_Stated problem:_ Set each entry down verbatim, omitting images.

[Extracted records]
═══
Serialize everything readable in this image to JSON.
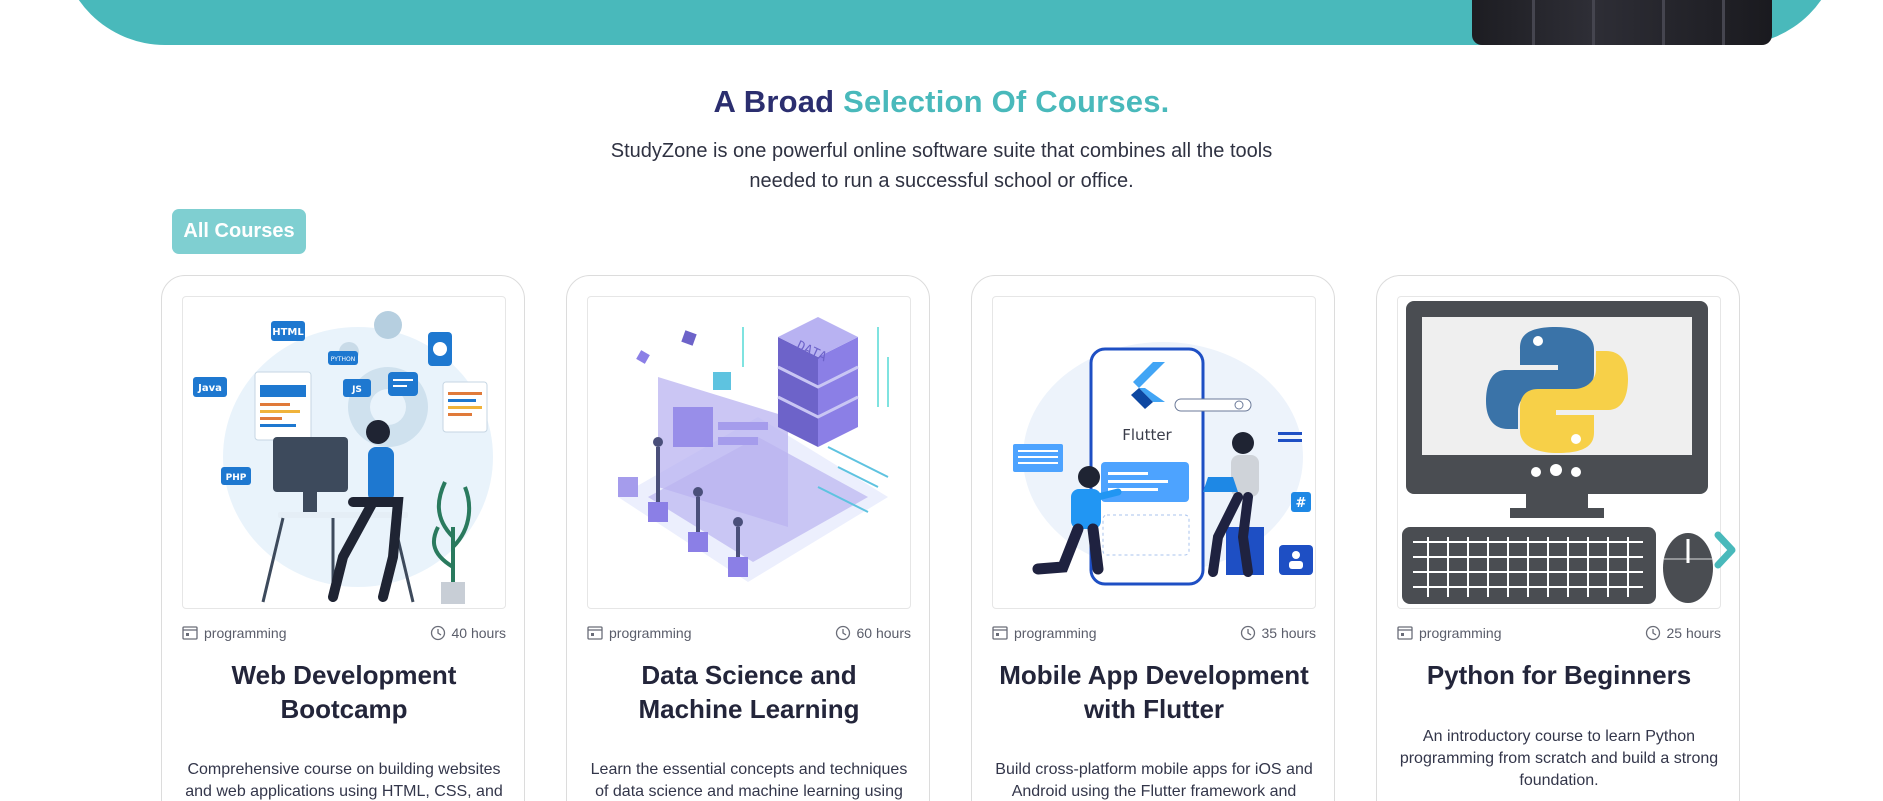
{
  "section": {
    "title_part1": "A Broad",
    "title_part2": "Selection Of Courses.",
    "subtitle": "StudyZone is one powerful online software suite that combines all the tools needed to run a successful school or office."
  },
  "filter": {
    "label": "All Courses"
  },
  "colors": {
    "teal": "#49b9bb",
    "navy": "#2b2e6f",
    "button": "#7fcfd1"
  },
  "courses": [
    {
      "category": "programming",
      "duration": "40 hours",
      "title": "Web Development Bootcamp",
      "description": "Comprehensive course on building websites and web applications using HTML, CSS, and"
    },
    {
      "category": "programming",
      "duration": "60 hours",
      "title": "Data Science and Machine Learning",
      "description": "Learn the essential concepts and techniques of data science and machine learning using"
    },
    {
      "category": "programming",
      "duration": "35 hours",
      "title": "Mobile App Development with Flutter",
      "description": "Build cross-platform mobile apps for iOS and Android using the Flutter framework and"
    },
    {
      "category": "programming",
      "duration": "25 hours",
      "title": "Python for Beginners",
      "description": "An introductory course to learn Python programming from scratch and build a strong foundation."
    }
  ],
  "illustration_labels": {
    "html": "HTML",
    "java": "Java",
    "python_tag": "PYTHON",
    "js": "JS",
    "php": "PHP",
    "data": "DATA",
    "flutter": "Flutter",
    "hash": "#"
  },
  "icons": {
    "category": "category-icon",
    "duration": "clock-icon",
    "prev": "chevron-left-icon",
    "next": "chevron-right-icon"
  }
}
═══
_Task answer:_
Serialize everything readable in this image to JSON.
{
  "section": {
    "title_part1": "A Broad",
    "title_part2": "Selection Of Courses.",
    "subtitle": "StudyZone is one powerful online software suite that combines all the tools needed to run a successful school or office."
  },
  "filter": {
    "label": "All Courses"
  },
  "colors": {
    "teal": "#49b9bb",
    "navy": "#2b2e6f",
    "button": "#7fcfd1"
  },
  "courses": [
    {
      "category": "programming",
      "duration": "40 hours",
      "title": "Web Development Bootcamp",
      "description": "Comprehensive course on building websites and web applications using HTML, CSS, and"
    },
    {
      "category": "programming",
      "duration": "60 hours",
      "title": "Data Science and Machine Learning",
      "description": "Learn the essential concepts and techniques of data science and machine learning using"
    },
    {
      "category": "programming",
      "duration": "35 hours",
      "title": "Mobile App Development with Flutter",
      "description": "Build cross-platform mobile apps for iOS and Android using the Flutter framework and"
    },
    {
      "category": "programming",
      "duration": "25 hours",
      "title": "Python for Beginners",
      "description": "An introductory course to learn Python programming from scratch and build a strong foundation."
    }
  ],
  "illustration_labels": {
    "html": "HTML",
    "java": "Java",
    "python_tag": "PYTHON",
    "js": "JS",
    "php": "PHP",
    "data": "DATA",
    "flutter": "Flutter",
    "hash": "#"
  },
  "icons": {
    "category": "category-icon",
    "duration": "clock-icon",
    "prev": "chevron-left-icon",
    "next": "chevron-right-icon"
  }
}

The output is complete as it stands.